*Reading text*:
§ §

This article appeared in The Baley Pulpit,TLS#7/Summer 1994.
“May we look upon our Treasures, and the furniture of our Houses, and the Garments in which we array ourselves, and try whether the seeds of war have any nourishment in these possessions, or not.”
– from the Journal of John Woolman an 18th Century Quaker
“Build our house out of straw?” When our neighbor suggested the idea as a solution to our housing problem, both my wife, Nena, and I reacted similarly. “You must be kidding!” Even when he showed us a copy of Fine Homebuilding with an article in it by Gary Strang (1985) on a studio built out of straw bales, we were dubious. It was just too weird (images of rotting hay, mouse hotels, and pig stories readily came to mind). The idea was too simple and straightforward to be believed.
Try as we might, however, we kept returning to the idea of it. It did seem to fit our condition: Using straw bales was 1) low cost…we were near broke, having used the last of our meager savings to buy a small piece of land; 2) a way to stay cool (and warm)…having just moved to southwest New Mexico from Alaska, I was scared to death of the heat; 3) fast and physically easy to build…I just couldn’t face the slow, heavy work of adobe; and 4) ecologically sound…besides being energy efficient, a straw-bale building uses a renewable resource (often viewed as a waste product) that was locally available. Done right, building with straw uses very few trees.
In the end, we decided to go for it. Seven years later, we have no regrets. Just the opposite. We didn’t know it at the time, we were not the only ones interested. Through Strang’s article and newly formed friendships with Susan Mullen, a permaculturist and close neighbor, and an enthusiastic Matts Myhrman in Arizona, we learned of a small but dedicated network of straw-bale aficionados. Nor were any of us particularly innovative. The true trailblazers of straw were the folks from the Sandhills of Nebraska who, out of necessity, started a tradition of building their homes out of native hay and straw beginning back in the late 1800s and continuing up through the early 1940s.

§ §

*Recorded data*:
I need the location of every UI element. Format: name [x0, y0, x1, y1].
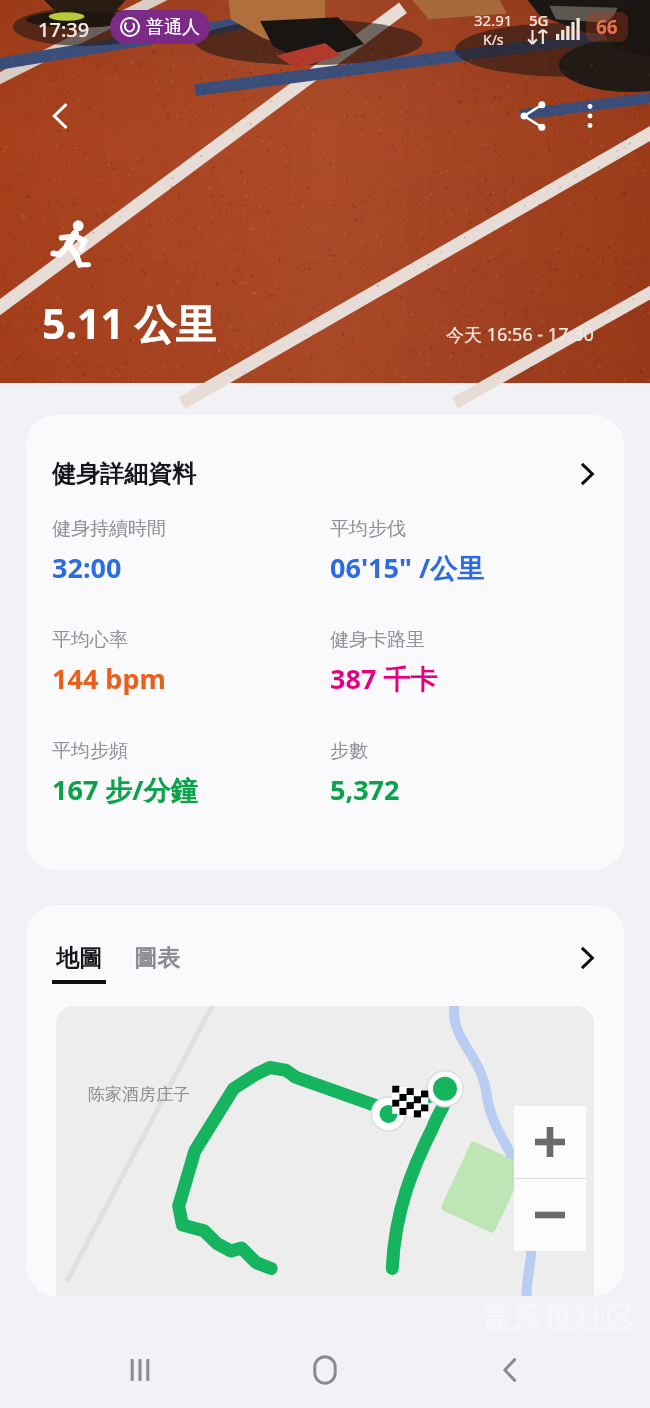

§ §

*Set task 1*: Please transcribe the part of the straw-bale article that opens with the words containing "In the end, we" and closes with "the early 1940s.".
*Set task 2*:
Answer these questions from the straw-bale article:
(a) Who wrote the Fine Homebuilding article about a studio built of straw bales?
(b) Where did the writer move to southwest New Mexico from?
(c) Where did the people who started the tradition of building homes from hay and straw come from?
*Set task 3*: List every person named in the straw-bale article.

*Answer 1*:
In the end, we decided to go for it. Seven years later, we have no regrets. Just the opposite. We didn’t know it at the time, we were not the only ones interested. Through Strang’s article and newly formed friendships with Susan Mullen, a permaculturist and close neighbor, and an enthusiastic Matts Myhrman in Arizona, we learned of a small but dedicated network of straw-bale aficionados. Nor were any of us particularly innovative. The true trailblazers of straw were the folks from the Sandhills of Nebraska who, out of necessity, started a tradition of building their homes out of native hay and straw beginning back in the late 1800s and continuing up through the early 1940s.

*Answer 2*:
(a) Gary Strang
(b) Alaska
(c) The Sandhills of Nebraska

*Answer 3*: John Woolman, Nena, Gary Strang, Susan Mullen, Matts Myhrman